— start of Record excerpts —

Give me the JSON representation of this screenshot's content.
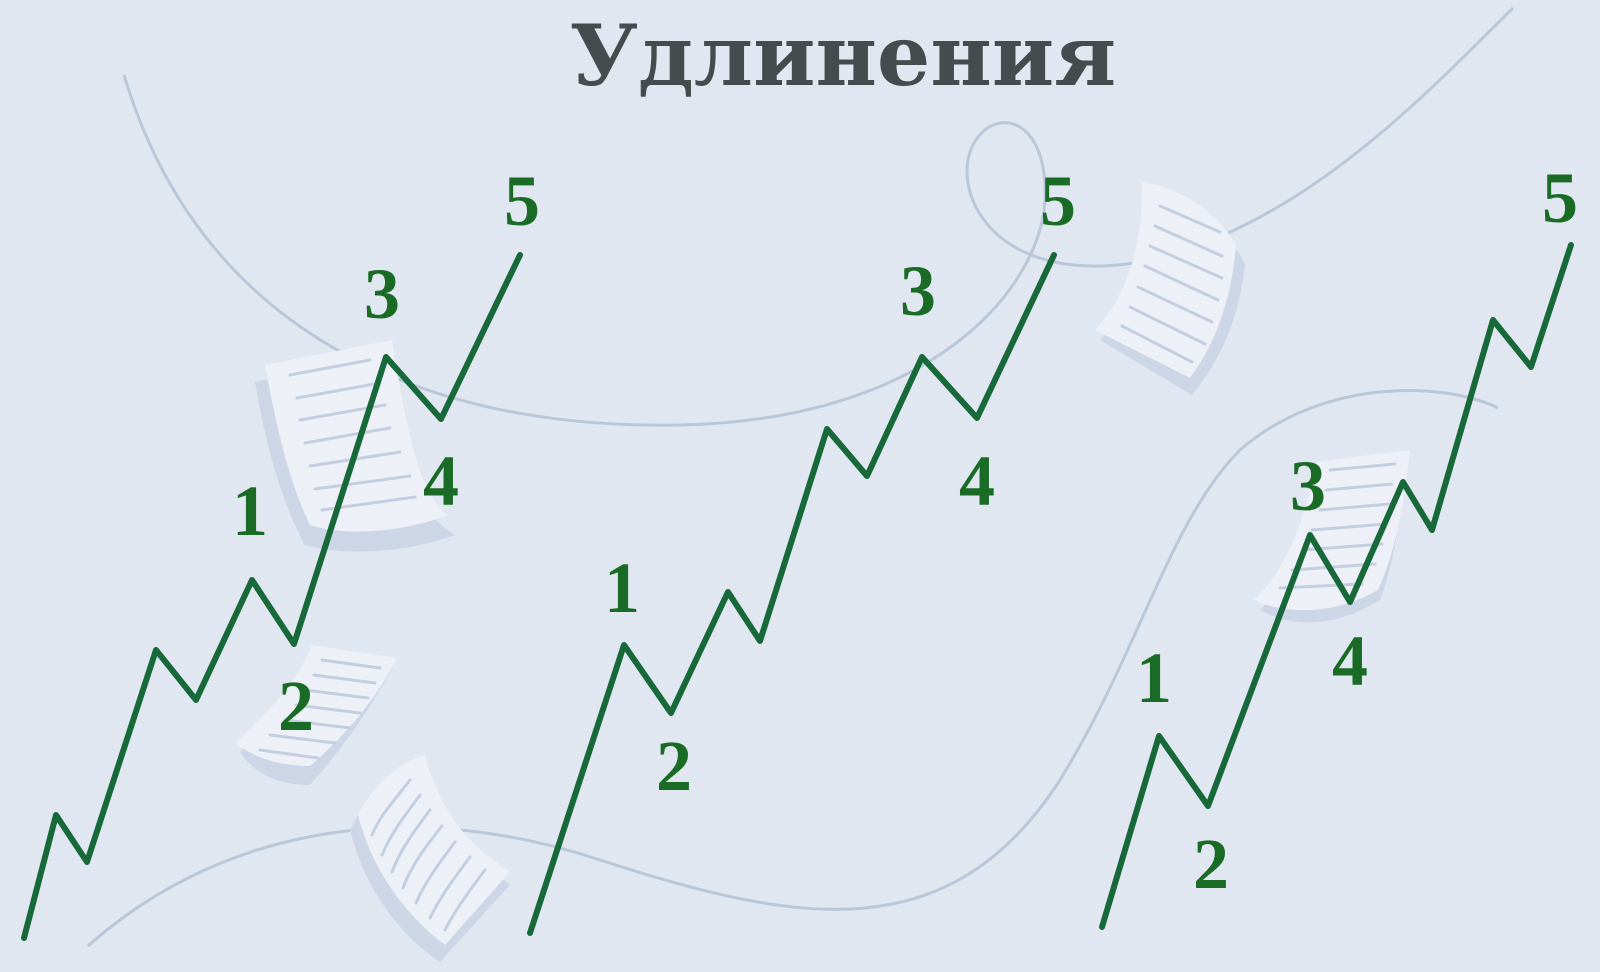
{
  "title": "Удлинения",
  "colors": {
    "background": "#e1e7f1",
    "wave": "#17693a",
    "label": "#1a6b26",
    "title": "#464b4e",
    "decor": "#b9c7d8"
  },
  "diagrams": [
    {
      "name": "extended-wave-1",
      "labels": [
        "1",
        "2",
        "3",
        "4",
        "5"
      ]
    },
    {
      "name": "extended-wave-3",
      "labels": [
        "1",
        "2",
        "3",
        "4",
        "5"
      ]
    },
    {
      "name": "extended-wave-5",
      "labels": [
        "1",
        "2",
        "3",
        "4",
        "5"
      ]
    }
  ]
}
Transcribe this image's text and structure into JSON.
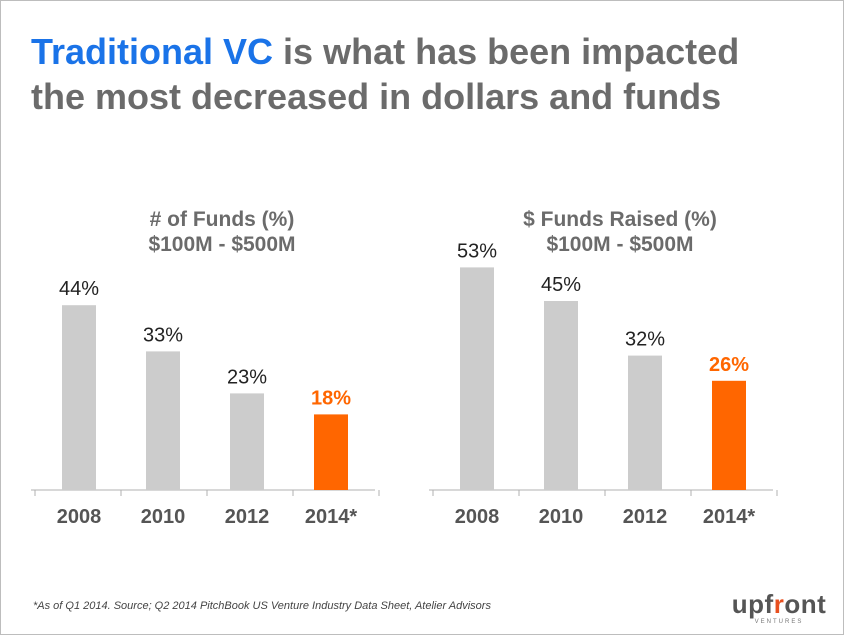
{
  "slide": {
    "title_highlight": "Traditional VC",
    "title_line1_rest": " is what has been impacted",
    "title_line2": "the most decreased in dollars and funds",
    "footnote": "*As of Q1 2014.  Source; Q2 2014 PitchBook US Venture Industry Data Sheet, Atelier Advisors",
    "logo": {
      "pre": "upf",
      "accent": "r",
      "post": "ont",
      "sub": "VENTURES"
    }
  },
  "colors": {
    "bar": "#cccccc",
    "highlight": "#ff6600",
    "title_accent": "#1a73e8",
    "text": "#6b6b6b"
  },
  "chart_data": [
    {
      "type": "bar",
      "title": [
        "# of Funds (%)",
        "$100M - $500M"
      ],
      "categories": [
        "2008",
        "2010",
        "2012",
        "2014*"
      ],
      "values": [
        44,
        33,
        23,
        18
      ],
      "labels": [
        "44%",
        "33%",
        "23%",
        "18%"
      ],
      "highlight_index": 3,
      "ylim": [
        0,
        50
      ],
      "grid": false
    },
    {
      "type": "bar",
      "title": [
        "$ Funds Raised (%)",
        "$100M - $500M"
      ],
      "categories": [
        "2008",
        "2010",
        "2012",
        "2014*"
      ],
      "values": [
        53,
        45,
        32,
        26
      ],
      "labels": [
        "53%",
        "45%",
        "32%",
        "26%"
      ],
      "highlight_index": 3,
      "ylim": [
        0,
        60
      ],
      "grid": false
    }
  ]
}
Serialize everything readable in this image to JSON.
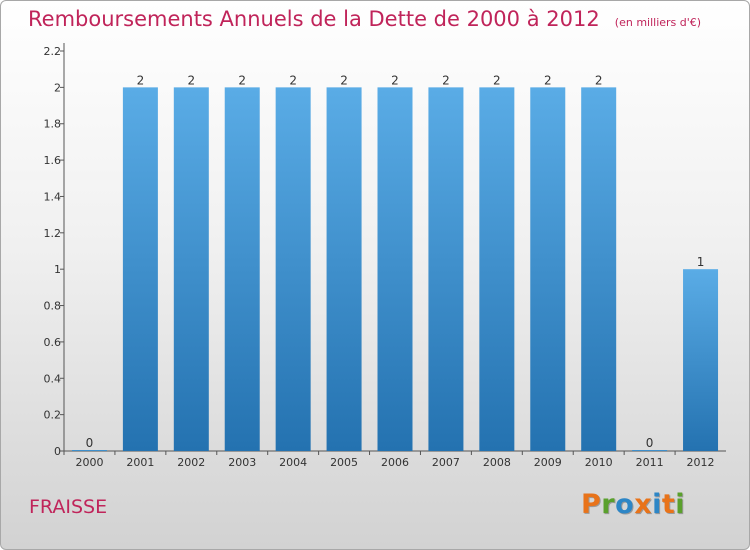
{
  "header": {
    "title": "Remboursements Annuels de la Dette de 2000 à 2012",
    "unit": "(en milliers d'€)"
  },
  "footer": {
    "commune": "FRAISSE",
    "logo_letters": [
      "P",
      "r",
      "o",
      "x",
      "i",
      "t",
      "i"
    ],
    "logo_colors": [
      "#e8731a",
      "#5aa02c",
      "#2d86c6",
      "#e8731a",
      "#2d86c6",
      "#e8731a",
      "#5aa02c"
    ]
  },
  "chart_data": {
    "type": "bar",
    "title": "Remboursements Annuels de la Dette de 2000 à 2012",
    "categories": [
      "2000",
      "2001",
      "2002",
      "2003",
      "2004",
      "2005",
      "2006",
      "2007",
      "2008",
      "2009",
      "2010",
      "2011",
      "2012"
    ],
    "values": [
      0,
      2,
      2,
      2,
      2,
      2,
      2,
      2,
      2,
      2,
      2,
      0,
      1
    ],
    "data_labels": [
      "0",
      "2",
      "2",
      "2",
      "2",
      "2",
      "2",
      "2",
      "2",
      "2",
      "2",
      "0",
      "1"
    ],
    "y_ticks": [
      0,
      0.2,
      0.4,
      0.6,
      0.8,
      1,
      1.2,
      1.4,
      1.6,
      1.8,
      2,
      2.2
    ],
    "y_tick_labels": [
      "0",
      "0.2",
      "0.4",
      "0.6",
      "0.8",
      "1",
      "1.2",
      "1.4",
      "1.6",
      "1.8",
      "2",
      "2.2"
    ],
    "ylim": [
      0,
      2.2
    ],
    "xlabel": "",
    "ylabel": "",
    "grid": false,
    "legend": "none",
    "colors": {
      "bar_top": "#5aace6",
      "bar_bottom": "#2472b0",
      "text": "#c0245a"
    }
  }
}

— end of Record excerpts —
— start of Record excerpts —

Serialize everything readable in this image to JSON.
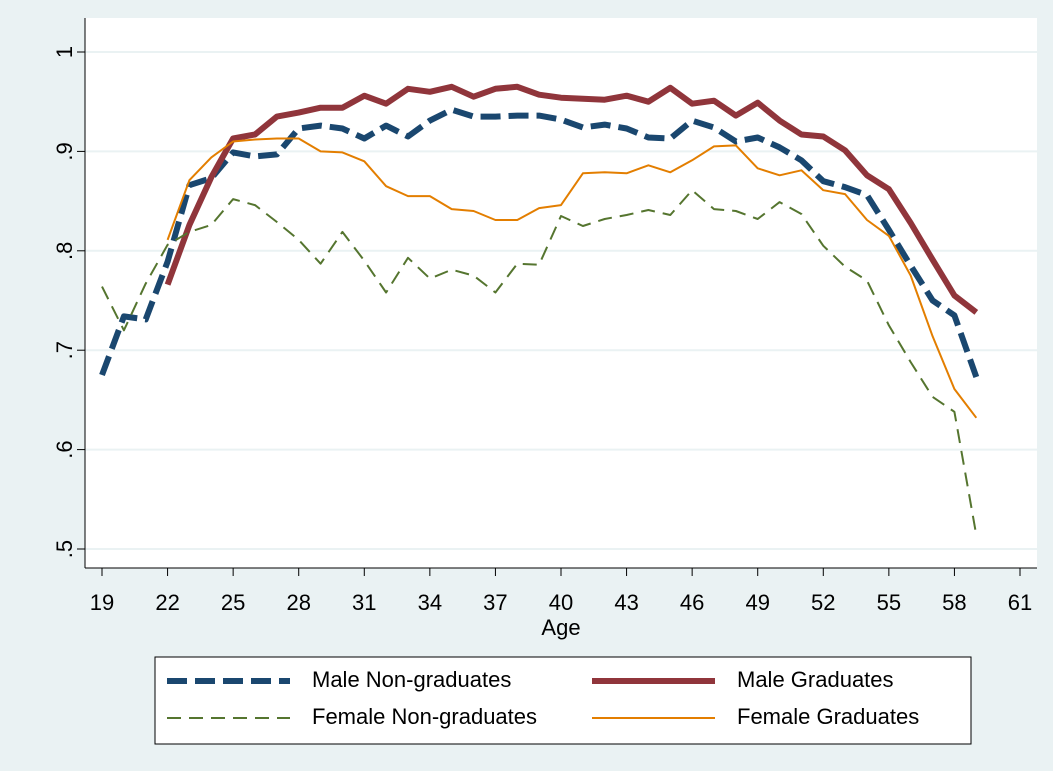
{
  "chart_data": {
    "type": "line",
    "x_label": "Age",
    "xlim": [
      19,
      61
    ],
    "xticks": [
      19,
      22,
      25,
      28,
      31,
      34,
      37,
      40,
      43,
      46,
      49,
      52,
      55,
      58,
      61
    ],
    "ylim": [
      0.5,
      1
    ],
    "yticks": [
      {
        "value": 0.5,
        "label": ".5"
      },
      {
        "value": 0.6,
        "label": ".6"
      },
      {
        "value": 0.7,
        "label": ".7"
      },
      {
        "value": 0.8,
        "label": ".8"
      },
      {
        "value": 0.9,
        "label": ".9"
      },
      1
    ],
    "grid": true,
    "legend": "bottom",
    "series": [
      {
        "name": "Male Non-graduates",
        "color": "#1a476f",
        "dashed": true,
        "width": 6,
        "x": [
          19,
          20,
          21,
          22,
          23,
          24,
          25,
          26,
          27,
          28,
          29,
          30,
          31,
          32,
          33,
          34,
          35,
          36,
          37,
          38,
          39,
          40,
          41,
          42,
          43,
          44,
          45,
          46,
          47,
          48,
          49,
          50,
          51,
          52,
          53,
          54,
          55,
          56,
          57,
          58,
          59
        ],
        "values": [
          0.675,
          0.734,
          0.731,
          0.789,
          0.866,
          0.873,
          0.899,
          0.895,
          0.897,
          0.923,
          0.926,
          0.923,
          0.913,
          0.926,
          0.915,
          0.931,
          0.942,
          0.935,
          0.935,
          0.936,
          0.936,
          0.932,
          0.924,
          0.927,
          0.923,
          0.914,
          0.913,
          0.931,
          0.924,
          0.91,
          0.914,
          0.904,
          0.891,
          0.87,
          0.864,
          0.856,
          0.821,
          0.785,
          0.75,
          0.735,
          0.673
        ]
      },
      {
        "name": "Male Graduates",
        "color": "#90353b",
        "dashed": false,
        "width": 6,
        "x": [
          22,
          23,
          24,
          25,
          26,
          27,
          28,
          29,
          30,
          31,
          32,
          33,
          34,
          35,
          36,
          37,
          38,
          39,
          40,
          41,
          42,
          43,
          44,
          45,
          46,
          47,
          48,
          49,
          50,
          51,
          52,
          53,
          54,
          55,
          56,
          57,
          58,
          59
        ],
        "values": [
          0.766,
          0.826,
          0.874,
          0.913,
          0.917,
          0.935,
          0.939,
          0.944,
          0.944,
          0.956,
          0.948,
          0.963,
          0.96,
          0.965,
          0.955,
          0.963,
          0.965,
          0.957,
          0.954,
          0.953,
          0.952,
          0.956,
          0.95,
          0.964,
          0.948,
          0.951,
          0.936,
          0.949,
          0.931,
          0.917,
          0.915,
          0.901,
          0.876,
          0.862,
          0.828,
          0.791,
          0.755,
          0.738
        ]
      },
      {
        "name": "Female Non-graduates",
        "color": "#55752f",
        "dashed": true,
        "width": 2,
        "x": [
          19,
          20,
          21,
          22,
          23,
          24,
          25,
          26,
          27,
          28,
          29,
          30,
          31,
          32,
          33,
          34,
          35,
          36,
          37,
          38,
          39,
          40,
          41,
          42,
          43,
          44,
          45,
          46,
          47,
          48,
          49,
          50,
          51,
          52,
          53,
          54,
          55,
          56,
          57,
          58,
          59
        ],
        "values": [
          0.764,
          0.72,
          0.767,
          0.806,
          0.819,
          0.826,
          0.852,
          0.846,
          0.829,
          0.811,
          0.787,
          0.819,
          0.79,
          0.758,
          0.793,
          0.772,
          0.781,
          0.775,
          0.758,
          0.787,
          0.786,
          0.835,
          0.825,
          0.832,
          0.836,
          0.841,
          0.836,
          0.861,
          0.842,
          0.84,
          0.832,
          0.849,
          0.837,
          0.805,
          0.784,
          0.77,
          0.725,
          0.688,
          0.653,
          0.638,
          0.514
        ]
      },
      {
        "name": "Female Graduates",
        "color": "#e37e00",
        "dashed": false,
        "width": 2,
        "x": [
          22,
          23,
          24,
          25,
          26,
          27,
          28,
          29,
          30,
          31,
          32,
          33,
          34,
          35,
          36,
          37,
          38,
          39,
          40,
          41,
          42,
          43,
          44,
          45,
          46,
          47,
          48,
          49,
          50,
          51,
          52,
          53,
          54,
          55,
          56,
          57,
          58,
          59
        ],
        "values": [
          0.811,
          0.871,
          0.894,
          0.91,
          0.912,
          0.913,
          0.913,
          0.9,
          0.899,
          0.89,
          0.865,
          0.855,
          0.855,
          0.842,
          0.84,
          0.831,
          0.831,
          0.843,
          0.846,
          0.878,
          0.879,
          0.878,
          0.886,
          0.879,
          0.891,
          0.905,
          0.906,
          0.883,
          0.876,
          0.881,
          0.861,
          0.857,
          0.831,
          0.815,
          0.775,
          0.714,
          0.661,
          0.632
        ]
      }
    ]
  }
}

— end of Record excerpts —

> _Task objective_
Report how many lines of the entries hold the word "this". Nothing else is needed.

> _Solution below_
4